**Stated exercise**
Collect each line of the entries that holds the string "title".
--- start of Records supplied ---
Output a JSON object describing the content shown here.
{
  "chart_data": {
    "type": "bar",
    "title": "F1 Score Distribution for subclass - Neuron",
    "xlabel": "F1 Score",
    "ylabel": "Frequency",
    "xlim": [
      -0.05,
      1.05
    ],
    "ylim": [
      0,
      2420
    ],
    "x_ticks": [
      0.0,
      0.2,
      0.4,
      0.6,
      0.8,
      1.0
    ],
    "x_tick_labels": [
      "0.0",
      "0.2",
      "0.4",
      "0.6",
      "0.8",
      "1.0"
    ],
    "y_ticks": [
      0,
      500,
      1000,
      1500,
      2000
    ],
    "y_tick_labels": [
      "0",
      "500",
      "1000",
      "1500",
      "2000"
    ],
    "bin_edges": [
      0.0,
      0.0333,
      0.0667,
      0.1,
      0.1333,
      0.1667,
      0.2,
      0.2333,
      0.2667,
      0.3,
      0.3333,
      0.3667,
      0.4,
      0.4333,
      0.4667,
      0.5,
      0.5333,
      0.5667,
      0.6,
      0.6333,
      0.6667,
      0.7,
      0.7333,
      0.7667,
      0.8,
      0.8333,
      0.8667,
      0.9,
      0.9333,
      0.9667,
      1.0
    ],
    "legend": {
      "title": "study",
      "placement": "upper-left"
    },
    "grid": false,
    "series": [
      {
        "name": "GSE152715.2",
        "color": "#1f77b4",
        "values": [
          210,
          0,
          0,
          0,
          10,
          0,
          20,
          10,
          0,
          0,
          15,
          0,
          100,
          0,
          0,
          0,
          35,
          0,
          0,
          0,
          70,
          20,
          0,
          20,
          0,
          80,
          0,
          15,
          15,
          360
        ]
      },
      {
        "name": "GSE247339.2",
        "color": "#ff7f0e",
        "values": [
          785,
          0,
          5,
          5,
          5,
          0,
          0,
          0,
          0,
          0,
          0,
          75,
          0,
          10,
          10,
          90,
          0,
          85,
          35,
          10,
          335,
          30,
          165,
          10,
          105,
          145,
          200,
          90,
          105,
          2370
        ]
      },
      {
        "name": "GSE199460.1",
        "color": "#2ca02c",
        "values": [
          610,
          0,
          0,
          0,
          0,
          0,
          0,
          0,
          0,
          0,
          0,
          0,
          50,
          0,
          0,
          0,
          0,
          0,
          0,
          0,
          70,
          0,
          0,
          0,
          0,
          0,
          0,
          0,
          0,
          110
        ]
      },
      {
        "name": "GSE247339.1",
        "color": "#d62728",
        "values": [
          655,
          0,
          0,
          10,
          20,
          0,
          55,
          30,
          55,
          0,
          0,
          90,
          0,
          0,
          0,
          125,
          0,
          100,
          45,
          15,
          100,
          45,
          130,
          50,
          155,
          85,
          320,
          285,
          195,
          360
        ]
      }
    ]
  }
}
--- end of Records supplied ---
--- start of Records supplied ---
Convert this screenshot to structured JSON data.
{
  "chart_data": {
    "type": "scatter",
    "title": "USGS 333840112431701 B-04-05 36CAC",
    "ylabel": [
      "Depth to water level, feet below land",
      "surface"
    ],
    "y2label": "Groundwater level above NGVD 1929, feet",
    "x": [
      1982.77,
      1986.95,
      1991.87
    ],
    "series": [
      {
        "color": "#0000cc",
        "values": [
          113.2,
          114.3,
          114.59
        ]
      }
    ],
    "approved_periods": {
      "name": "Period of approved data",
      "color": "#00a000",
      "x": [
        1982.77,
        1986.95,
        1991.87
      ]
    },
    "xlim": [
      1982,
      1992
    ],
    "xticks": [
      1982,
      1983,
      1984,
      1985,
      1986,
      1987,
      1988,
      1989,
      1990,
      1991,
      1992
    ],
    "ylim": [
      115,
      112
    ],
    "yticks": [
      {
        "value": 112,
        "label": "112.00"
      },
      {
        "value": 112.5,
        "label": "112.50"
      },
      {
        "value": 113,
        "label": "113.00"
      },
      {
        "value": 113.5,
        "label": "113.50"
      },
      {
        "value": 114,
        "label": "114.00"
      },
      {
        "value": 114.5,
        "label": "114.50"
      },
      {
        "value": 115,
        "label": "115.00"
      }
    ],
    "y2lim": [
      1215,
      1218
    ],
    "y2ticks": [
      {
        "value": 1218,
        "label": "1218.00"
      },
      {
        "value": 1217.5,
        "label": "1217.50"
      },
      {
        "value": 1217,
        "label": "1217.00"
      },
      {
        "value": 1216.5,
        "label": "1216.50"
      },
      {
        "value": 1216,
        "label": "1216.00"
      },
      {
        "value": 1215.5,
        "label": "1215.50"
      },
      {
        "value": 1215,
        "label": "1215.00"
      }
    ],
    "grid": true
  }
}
--- end of Records supplied ---
**Task response**
    "title": "F1 Score Distribution for subclass - Neuron",
      "title": "study",
    "title": "USGS 333840112431701 B-04-05 36CAC",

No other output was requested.